[Layout element entries]

++++++++++

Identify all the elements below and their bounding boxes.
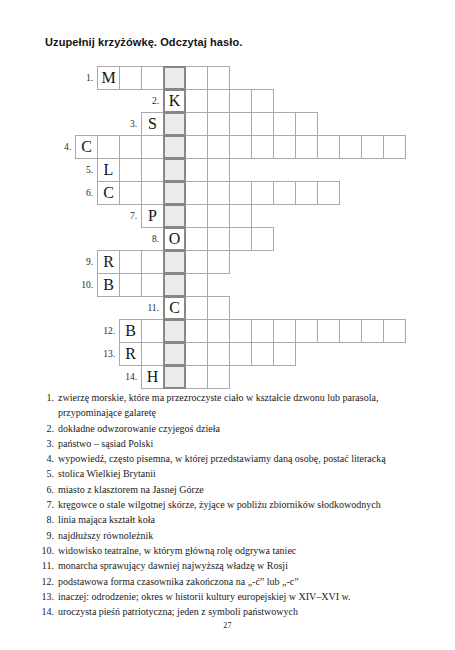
clue-item-6: 6.miasto z klasztorem na Jasnej Górze — [36, 482, 434, 497]
clue-number: 10. — [36, 543, 54, 558]
crossword-cell-r9-c5[interactable] — [185, 250, 208, 274]
clue-item-11: 11.monarcha sprawujący dawniej najwyższą… — [36, 558, 434, 573]
crossword-cell-r7-c5[interactable] — [185, 204, 208, 228]
crossword-cell-r4-c9[interactable] — [273, 135, 296, 159]
crossword-cell-letter-r7: P — [141, 204, 164, 228]
clue-item-13: 13.inaczej: odrodzenie; okres w historii… — [36, 589, 434, 604]
clue-list: 1.zwierzę morskie, które ma przezroczyst… — [36, 390, 434, 619]
crossword-cell-r7-c7[interactable] — [229, 204, 252, 228]
crossword-cell-r10-c5[interactable] — [185, 273, 208, 297]
crossword-cell-r13-c7[interactable] — [229, 342, 252, 366]
crossword-cell-r4-c7[interactable] — [229, 135, 252, 159]
crossword-cell-r6-c11[interactable] — [317, 181, 340, 205]
clue-text: podstawowa forma czasownika zakończona n… — [54, 574, 434, 589]
crossword-cell-letter-r3: S — [141, 112, 164, 136]
crossword-cell-letter-r6: C — [97, 181, 120, 205]
crossword-cell-haslo-r6[interactable] — [163, 181, 186, 205]
crossword-cell-r6-c3[interactable] — [141, 181, 164, 205]
crossword-cell-r4-c10[interactable] — [295, 135, 318, 159]
clue-number: 11. — [36, 558, 54, 573]
clue-text: stolica Wielkiej Brytanii — [54, 466, 434, 481]
crossword-cell-r4-c13[interactable] — [361, 135, 384, 159]
crossword-cell-haslo-r9[interactable] — [163, 250, 186, 274]
clue-text: wypowiedź, często pisemna, w której prze… — [54, 451, 434, 466]
crossword-cell-haslo-r10[interactable] — [163, 273, 186, 297]
clue-item-9: 9.najdłuższy równoleżnik — [36, 528, 434, 543]
clue-text: monarcha sprawujący dawniej najwyższą wł… — [54, 558, 434, 573]
crossword-cell-r8-c8[interactable] — [251, 227, 274, 251]
crossword-cell-r4-c12[interactable] — [339, 135, 362, 159]
clue-text: widowisko teatralne, w którym główną rol… — [54, 543, 434, 558]
crossword-cell-letter-r13: R — [119, 342, 142, 366]
clue-text: dokładne odwzorowanie czyjegoś dzieła — [54, 421, 434, 436]
crossword-cell-r11-c5[interactable] — [185, 296, 208, 320]
grid-row-number-14: 14. — [111, 372, 137, 382]
crossword-cell-r4-c3[interactable] — [141, 135, 164, 159]
crossword-cell-r4-c14[interactable] — [383, 135, 406, 159]
crossword-cell-r6-c5[interactable] — [185, 181, 208, 205]
crossword-cell-r12-c13[interactable] — [361, 319, 384, 343]
clue-item-12: 12.podstawowa forma czasownika zakończon… — [36, 574, 434, 589]
clue-number: 8. — [36, 512, 54, 527]
crossword-cell-r3-c5[interactable] — [185, 112, 208, 136]
crossword-cell-letter-r14: H — [141, 365, 164, 389]
grid-row-number-6: 6. — [67, 188, 93, 198]
crossword-cell-r5-c5[interactable] — [185, 158, 208, 182]
clue-number: 6. — [36, 482, 54, 497]
clue-number: 9. — [36, 528, 54, 543]
crossword-cell-haslo-r3[interactable] — [163, 112, 186, 136]
crossword-cell-r6-c7[interactable] — [229, 181, 252, 205]
clue-item-1: 1.zwierzę morskie, które ma przezroczyst… — [36, 390, 434, 421]
clue-text: miasto z klasztorem na Jasnej Górze — [54, 482, 434, 497]
crossword-cell-r1-c3[interactable] — [141, 66, 164, 90]
crossword-cell-r3-c7[interactable] — [229, 112, 252, 136]
grid-row-number-9: 9. — [67, 257, 93, 267]
grid-row-number-8: 8. — [133, 234, 159, 244]
crossword-cell-letter-r1: M — [97, 66, 120, 90]
crossword-cell-r6-c6[interactable] — [207, 181, 230, 205]
clue-item-14: 14.uroczysta pieśń patriotyczna; jeden z… — [36, 604, 434, 619]
grid-row-number-11: 11. — [133, 303, 159, 313]
grid-row-number-10: 10. — [67, 280, 93, 290]
crossword-cell-r4-c2[interactable] — [119, 135, 142, 159]
grid-row-number-2: 2. — [133, 96, 159, 106]
crossword-cell-haslo-r4[interactable] — [163, 135, 186, 159]
crossword-cell-r1-c5[interactable] — [185, 66, 208, 90]
crossword-cell-r3-c8[interactable] — [251, 112, 274, 136]
clue-number: 13. — [36, 589, 54, 604]
clue-text: linia mająca kształt koła — [54, 512, 434, 527]
crossword-cell-r14-c5[interactable] — [185, 365, 208, 389]
crossword-cell-letter-r10: B — [97, 273, 120, 297]
crossword-cell-r14-c6[interactable] — [207, 365, 230, 389]
crossword-cell-r8-c6[interactable] — [207, 227, 230, 251]
clue-text: kręgowce o stale wilgotnej skórze, żyjąc… — [54, 497, 434, 512]
crossword-cell-haslo-r1[interactable] — [163, 66, 186, 90]
crossword-cell-r8-c5[interactable] — [185, 227, 208, 251]
crossword-cell-r12-c8[interactable] — [251, 319, 274, 343]
crossword-cell-letter-r9: R — [97, 250, 120, 274]
clue-text: państwo – sąsiad Polski — [54, 436, 434, 451]
crossword-cell-r12-c3[interactable] — [141, 319, 164, 343]
crossword-cell-haslo-r14[interactable] — [163, 365, 186, 389]
crossword-cell-haslo-r13[interactable] — [163, 342, 186, 366]
crossword-cell-r7-c6[interactable] — [207, 204, 230, 228]
crossword-cell-r13-c5[interactable] — [185, 342, 208, 366]
clue-text: uroczysta pieśń patriotyczna; jeden z sy… — [54, 604, 434, 619]
crossword-cell-letter-r4: C — [75, 135, 98, 159]
crossword-cell-r4-c11[interactable] — [317, 135, 340, 159]
crossword-cell-r10-c2[interactable] — [119, 273, 142, 297]
crossword-cell-letter-r5: L — [97, 158, 120, 182]
clue-item-7: 7.kręgowce o stale wilgotnej skórze, żyj… — [36, 497, 434, 512]
crossword-cell-r2-c8[interactable] — [251, 89, 274, 113]
clue-number: 7. — [36, 497, 54, 512]
grid-row-number-1: 1. — [67, 73, 93, 83]
crossword-cell-r6-c8[interactable] — [251, 181, 274, 205]
clue-number: 12. — [36, 574, 54, 589]
crossword-cell-r12-c5[interactable] — [185, 319, 208, 343]
crossword-cell-r13-c3[interactable] — [141, 342, 164, 366]
crossword-cell-r4-c8[interactable] — [251, 135, 274, 159]
crossword-cell-letter-r11: C — [163, 296, 186, 320]
crossword-cell-r12-c10[interactable] — [295, 319, 318, 343]
crossword-cell-r10-c3[interactable] — [141, 273, 164, 297]
clue-item-8: 8.linia mająca kształt koła — [36, 512, 434, 527]
crossword-cell-r3-c9[interactable] — [273, 112, 296, 136]
clue-number: 3. — [36, 436, 54, 451]
crossword-cell-r6-c9[interactable] — [273, 181, 296, 205]
crossword-cell-r1-c2[interactable] — [119, 66, 142, 90]
grid-row-number-5: 5. — [67, 165, 93, 175]
grid-row-number-7: 7. — [111, 211, 137, 221]
crossword-cell-r4-c5[interactable] — [185, 135, 208, 159]
crossword-cell-r12-c11[interactable] — [317, 319, 340, 343]
clue-text: zwierzę morskie, które ma przezroczyste … — [54, 390, 434, 421]
crossword-cell-r8-c7[interactable] — [229, 227, 252, 251]
crossword-cell-r5-c6[interactable] — [207, 158, 230, 182]
crossword-cell-r1-c6[interactable] — [207, 66, 230, 90]
grid-row-number-12: 12. — [89, 326, 115, 336]
clue-item-10: 10.widowisko teatralne, w którym główną … — [36, 543, 434, 558]
crossword-cell-haslo-r5[interactable] — [163, 158, 186, 182]
crossword-cell-r13-c8[interactable] — [251, 342, 274, 366]
crossword-cell-haslo-r12[interactable] — [163, 319, 186, 343]
grid-row-number-4: 4. — [45, 142, 71, 152]
crossword-cell-r13-c9[interactable] — [273, 342, 296, 366]
crossword-cell-r12-c6[interactable] — [207, 319, 230, 343]
clue-number: 2. — [36, 421, 54, 436]
clue-number: 1. — [36, 390, 54, 421]
clue-item-4: 4.wypowiedź, często pisemna, w której pr… — [36, 451, 434, 466]
crossword-cell-r2-c6[interactable] — [207, 89, 230, 113]
crossword-cell-r12-c14[interactable] — [383, 319, 406, 343]
crossword-cell-letter-r2: K — [163, 89, 186, 113]
crossword-cell-letter-r8: O — [163, 227, 186, 251]
clue-number: 14. — [36, 604, 54, 619]
page-number: 27 — [0, 621, 455, 630]
crossword-cell-r4-c6[interactable] — [207, 135, 230, 159]
crossword-cell-r12-c12[interactable] — [339, 319, 362, 343]
grid-row-number-3: 3. — [111, 119, 137, 129]
crossword-cell-r11-c6[interactable] — [207, 296, 230, 320]
crossword-cell-r9-c2[interactable] — [119, 250, 142, 274]
crossword-cell-letter-r12: B — [119, 319, 142, 343]
clue-number: 5. — [36, 466, 54, 481]
crossword-cell-r6-c2[interactable] — [119, 181, 142, 205]
crossword-cell-r12-c9[interactable] — [273, 319, 296, 343]
clue-item-5: 5.stolica Wielkiej Brytanii — [36, 466, 434, 481]
crossword-cell-r9-c3[interactable] — [141, 250, 164, 274]
crossword-cell-r2-c7[interactable] — [229, 89, 252, 113]
crossword-cell-r12-c7[interactable] — [229, 319, 252, 343]
clue-item-3: 3.państwo – sąsiad Polski — [36, 436, 434, 451]
crossword-cell-r3-c6[interactable] — [207, 112, 230, 136]
crossword-cell-r2-c5[interactable] — [185, 89, 208, 113]
clue-text: najdłuższy równoleżnik — [54, 528, 434, 543]
crossword-cell-r3-c10[interactable] — [295, 112, 318, 136]
crossword-cell-r9-c6[interactable] — [207, 250, 230, 274]
crossword-cell-r5-c3[interactable] — [141, 158, 164, 182]
crossword-cell-r4-c1[interactable] — [97, 135, 120, 159]
crossword-cell-r6-c10[interactable] — [295, 181, 318, 205]
clue-text: inaczej: odrodzenie; okres w historii ku… — [54, 589, 434, 604]
clue-item-2: 2.dokładne odwzorowanie czyjegoś dzieła — [36, 421, 434, 436]
crossword-cell-r5-c2[interactable] — [119, 158, 142, 182]
clue-number: 4. — [36, 451, 54, 466]
grid-row-number-13: 13. — [89, 349, 115, 359]
crossword-cell-r13-c6[interactable] — [207, 342, 230, 366]
worksheet-page: Uzupełnij krzyżówkę. Odczytaj hasło. 1.M… — [0, 0, 455, 650]
crossword-cell-haslo-r7[interactable] — [163, 204, 186, 228]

++++++++++

__Written exercise__. Reproduce the part of the records that opens with the line containing "clue-item-6: 6.miasto z" and closes with the line containing "clue-item-11: 11.monarcha sprawujący", with both of those lines included.

__Result below__.
clue-item-6: 6.miasto z klasztorem na Jasnej Górze — [36, 482, 434, 497]
clue-number: 10. — [36, 543, 54, 558]
crossword-cell-r9-c5[interactable] — [185, 250, 208, 274]
clue-item-11: 11.monarcha sprawujący dawniej najwyższą… — [36, 558, 434, 573]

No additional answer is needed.